STATED GOAL =
Work through the data below and give the number of lines holding "بافت", nothing more.

RECORDS SUPPLIED =
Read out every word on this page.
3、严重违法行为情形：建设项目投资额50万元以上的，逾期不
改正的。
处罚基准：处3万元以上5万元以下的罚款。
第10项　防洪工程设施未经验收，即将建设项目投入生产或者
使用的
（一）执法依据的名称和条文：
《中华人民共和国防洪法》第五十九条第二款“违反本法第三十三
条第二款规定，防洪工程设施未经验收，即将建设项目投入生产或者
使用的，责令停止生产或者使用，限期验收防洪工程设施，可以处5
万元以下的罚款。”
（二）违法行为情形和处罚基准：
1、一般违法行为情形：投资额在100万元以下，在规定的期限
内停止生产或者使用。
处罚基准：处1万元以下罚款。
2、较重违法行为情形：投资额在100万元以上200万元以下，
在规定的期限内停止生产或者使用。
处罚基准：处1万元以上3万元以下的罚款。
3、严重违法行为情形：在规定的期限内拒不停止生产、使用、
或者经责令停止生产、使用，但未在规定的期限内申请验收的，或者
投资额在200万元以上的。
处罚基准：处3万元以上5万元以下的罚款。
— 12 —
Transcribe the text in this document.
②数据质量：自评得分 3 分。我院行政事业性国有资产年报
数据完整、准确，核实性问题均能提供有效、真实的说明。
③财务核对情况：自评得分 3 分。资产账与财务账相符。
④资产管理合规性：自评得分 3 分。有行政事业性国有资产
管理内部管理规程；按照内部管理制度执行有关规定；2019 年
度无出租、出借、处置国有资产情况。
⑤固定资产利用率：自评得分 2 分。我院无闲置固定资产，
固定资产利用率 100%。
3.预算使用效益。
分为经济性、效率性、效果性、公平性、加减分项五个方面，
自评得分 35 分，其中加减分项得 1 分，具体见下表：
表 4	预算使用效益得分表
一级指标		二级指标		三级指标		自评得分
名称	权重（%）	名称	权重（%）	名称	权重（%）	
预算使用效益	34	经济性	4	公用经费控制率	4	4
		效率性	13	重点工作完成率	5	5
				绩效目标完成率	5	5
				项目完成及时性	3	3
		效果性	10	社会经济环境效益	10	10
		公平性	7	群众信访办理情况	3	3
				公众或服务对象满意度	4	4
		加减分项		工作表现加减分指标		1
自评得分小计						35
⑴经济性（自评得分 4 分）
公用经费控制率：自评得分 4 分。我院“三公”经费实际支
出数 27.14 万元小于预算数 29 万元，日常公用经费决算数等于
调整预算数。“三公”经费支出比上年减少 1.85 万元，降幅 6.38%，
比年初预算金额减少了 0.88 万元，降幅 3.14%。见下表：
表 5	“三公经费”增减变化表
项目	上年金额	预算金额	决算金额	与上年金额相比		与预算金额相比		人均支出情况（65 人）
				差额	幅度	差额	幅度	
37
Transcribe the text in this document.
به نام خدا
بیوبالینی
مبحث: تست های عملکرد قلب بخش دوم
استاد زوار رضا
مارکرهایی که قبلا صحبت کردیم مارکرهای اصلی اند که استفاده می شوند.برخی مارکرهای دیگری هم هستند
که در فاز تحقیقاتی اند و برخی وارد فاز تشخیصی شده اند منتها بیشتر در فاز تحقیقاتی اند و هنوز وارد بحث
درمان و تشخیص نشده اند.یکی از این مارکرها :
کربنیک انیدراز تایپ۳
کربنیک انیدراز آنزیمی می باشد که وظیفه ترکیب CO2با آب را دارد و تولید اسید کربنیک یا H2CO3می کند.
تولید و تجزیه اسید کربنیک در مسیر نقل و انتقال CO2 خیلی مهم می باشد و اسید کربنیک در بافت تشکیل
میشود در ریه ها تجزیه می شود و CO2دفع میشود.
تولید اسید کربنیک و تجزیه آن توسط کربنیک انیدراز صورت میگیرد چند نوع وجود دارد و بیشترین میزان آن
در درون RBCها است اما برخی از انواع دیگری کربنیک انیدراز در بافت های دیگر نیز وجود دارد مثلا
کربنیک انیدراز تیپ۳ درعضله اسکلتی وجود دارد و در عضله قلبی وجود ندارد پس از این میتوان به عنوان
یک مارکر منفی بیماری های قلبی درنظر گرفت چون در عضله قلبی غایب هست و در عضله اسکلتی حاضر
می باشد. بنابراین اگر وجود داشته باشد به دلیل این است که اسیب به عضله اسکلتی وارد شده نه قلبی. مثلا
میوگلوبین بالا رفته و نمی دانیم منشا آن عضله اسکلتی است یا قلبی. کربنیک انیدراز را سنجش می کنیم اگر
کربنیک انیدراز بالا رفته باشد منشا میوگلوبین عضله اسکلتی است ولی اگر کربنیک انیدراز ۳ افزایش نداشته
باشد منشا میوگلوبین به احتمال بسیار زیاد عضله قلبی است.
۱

REPLY TO THE EXERCISE =
2